→ **What to work on**
Where the word "imaging" occurs in a line, return that line.

→ **The data**
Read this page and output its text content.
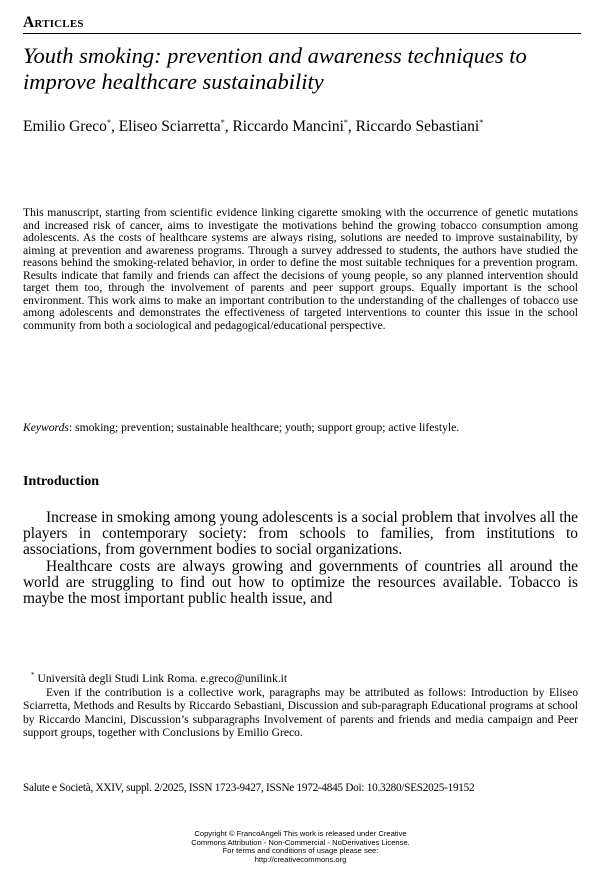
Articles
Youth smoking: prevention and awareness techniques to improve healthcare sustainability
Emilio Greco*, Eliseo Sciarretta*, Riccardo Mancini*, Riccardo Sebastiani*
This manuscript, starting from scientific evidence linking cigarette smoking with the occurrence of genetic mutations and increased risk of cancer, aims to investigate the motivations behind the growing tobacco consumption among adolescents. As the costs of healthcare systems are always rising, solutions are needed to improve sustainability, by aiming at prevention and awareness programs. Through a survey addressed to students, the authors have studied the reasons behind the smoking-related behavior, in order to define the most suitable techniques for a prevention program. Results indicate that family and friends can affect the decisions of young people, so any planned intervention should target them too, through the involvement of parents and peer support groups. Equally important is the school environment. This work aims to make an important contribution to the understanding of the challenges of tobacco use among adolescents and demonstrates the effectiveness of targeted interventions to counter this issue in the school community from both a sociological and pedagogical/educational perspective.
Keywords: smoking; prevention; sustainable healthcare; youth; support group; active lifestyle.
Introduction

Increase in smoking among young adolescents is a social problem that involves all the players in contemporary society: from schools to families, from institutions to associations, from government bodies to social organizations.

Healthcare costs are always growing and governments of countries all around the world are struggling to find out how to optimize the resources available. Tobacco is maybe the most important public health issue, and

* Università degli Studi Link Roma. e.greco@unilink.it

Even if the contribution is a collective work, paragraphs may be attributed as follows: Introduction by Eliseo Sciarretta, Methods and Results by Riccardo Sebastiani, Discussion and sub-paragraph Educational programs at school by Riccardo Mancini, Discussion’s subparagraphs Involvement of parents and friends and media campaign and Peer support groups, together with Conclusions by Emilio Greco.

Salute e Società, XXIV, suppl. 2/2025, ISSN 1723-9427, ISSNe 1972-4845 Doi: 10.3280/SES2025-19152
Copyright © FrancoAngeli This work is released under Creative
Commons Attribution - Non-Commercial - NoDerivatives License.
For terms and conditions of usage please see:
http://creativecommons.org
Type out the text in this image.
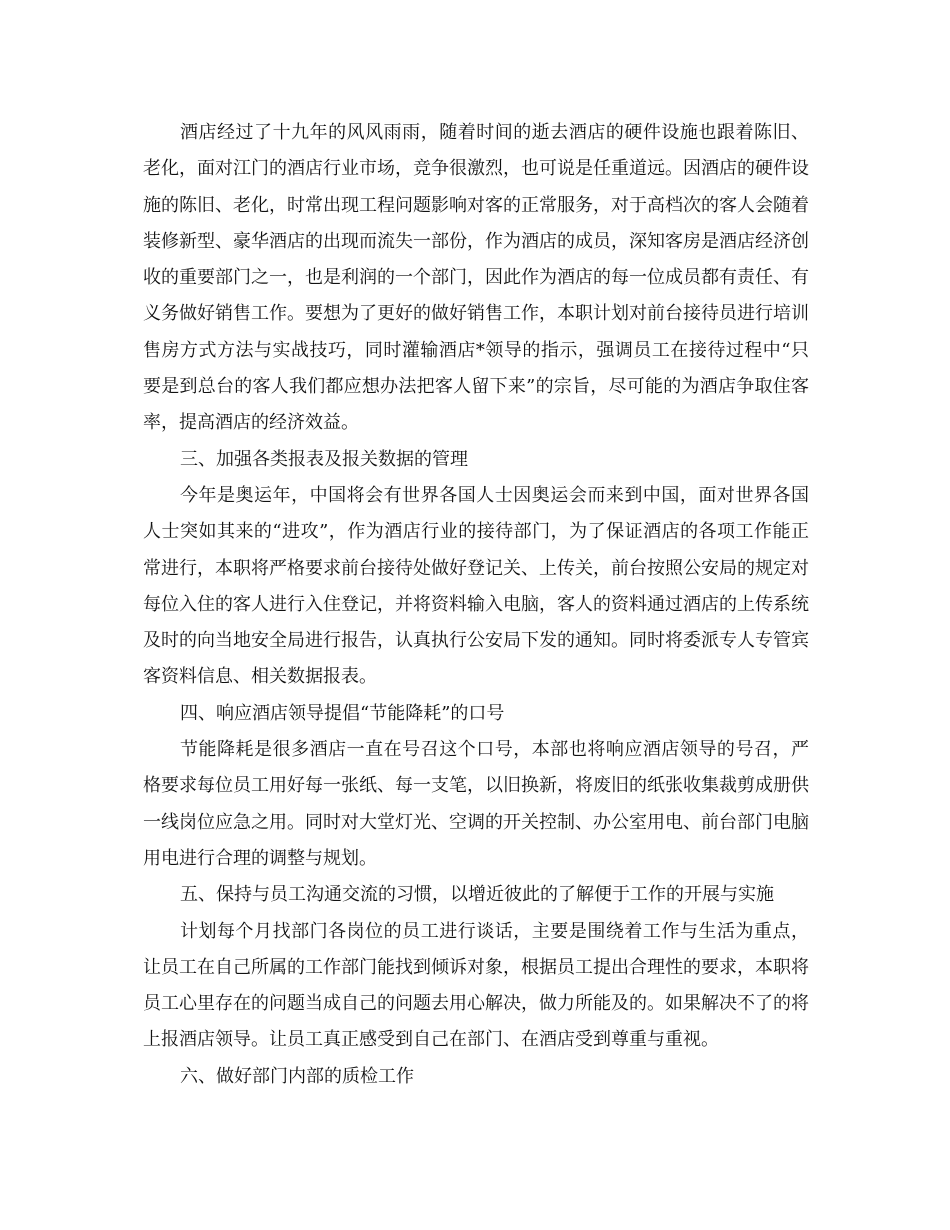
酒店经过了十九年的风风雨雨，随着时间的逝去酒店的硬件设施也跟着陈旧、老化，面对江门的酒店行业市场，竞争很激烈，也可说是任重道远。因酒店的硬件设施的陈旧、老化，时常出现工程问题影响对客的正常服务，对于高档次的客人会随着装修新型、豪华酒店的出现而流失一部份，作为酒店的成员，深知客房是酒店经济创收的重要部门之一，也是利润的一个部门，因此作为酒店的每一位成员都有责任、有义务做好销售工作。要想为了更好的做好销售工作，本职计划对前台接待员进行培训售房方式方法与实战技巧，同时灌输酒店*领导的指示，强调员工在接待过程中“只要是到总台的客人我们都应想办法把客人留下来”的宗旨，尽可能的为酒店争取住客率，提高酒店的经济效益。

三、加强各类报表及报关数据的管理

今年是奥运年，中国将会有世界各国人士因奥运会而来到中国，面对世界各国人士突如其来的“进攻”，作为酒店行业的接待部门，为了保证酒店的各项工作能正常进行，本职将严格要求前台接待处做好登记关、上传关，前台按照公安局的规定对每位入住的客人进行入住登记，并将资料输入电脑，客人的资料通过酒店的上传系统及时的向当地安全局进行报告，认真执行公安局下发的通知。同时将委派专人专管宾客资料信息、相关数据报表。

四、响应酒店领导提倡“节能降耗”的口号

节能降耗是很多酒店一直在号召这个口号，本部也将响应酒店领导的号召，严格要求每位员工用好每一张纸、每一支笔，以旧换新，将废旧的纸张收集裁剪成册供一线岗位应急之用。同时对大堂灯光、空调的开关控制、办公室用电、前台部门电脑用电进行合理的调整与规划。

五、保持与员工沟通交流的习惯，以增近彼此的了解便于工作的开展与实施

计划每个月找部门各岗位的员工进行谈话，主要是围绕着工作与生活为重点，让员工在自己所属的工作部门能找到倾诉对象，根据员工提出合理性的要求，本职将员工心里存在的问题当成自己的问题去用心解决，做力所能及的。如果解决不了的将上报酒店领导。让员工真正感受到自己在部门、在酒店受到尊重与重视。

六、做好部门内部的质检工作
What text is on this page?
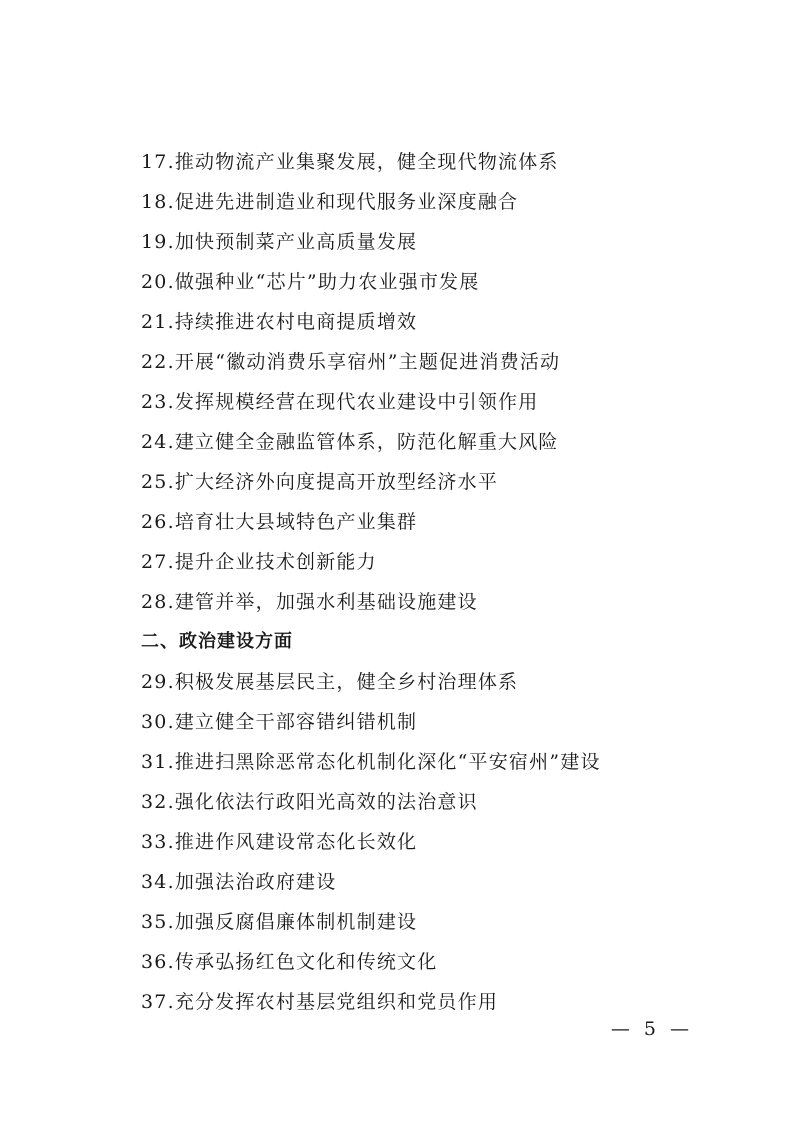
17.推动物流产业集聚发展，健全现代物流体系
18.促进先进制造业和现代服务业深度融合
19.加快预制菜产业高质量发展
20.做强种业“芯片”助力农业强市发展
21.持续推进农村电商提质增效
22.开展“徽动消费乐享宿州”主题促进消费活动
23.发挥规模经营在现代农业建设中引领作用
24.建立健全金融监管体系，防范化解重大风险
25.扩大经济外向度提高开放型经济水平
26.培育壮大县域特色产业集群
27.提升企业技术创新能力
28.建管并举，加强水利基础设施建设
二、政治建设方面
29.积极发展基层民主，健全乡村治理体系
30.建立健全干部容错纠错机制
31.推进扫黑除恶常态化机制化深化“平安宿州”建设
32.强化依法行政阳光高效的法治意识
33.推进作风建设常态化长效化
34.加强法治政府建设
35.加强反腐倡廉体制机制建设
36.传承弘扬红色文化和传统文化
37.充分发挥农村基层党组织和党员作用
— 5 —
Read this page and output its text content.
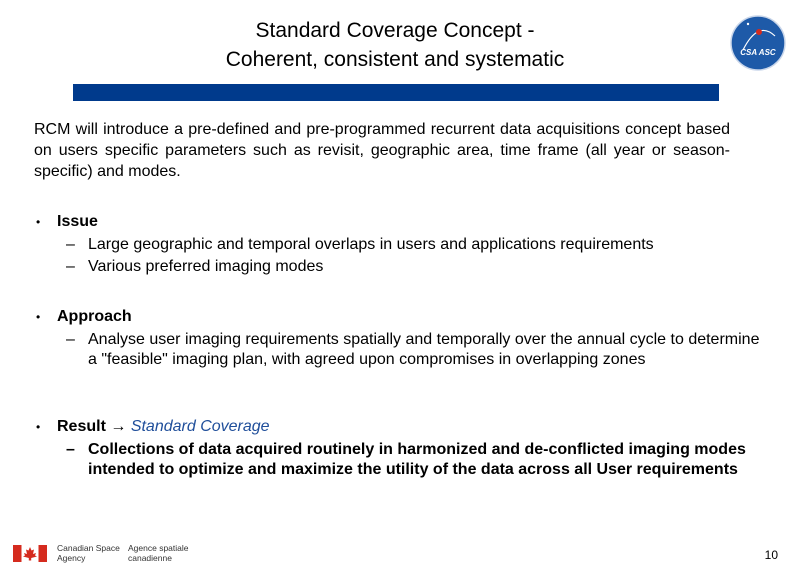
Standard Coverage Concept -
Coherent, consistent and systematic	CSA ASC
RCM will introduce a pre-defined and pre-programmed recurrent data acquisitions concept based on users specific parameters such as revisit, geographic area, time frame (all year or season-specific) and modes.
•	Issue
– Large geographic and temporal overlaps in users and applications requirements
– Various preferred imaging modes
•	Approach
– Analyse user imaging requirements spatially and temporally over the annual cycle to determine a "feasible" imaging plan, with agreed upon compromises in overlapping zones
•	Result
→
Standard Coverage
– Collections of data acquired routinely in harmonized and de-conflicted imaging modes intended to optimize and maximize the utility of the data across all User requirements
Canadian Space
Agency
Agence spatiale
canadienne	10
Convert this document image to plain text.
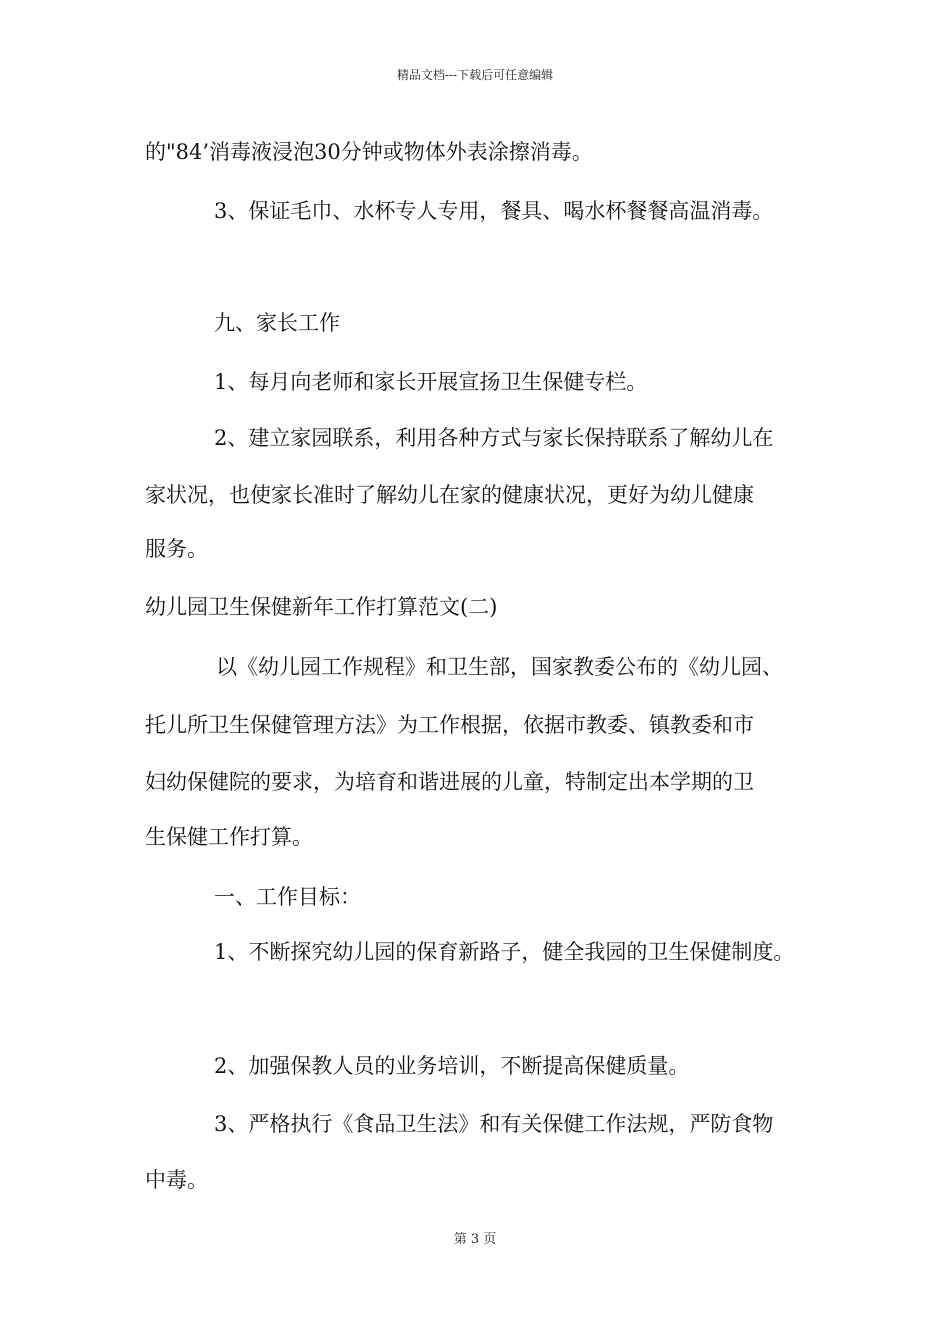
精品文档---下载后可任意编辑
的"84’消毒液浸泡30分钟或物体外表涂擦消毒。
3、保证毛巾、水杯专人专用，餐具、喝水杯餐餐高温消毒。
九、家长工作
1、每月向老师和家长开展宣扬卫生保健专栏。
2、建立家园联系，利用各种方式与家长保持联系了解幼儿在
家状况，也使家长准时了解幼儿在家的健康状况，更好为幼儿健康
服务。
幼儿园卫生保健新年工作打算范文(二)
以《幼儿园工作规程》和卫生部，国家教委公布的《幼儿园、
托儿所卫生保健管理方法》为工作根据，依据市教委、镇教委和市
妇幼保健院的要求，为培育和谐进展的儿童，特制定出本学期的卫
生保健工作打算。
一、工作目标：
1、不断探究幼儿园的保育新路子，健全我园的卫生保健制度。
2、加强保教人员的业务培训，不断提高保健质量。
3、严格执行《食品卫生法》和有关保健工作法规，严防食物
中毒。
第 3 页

→ **Exercise answer**
– Various preferred imaging modes
– Analyse user imaging requirements spatially and temporally over the annual cycle to determine a "feasible" imaging plan, with agreed upon compromises in overlapping zones
– Collections of data acquired routinely in harmonized and de-conflicted imaging modes intended to optimize and maximize the utility of the data across all User requirements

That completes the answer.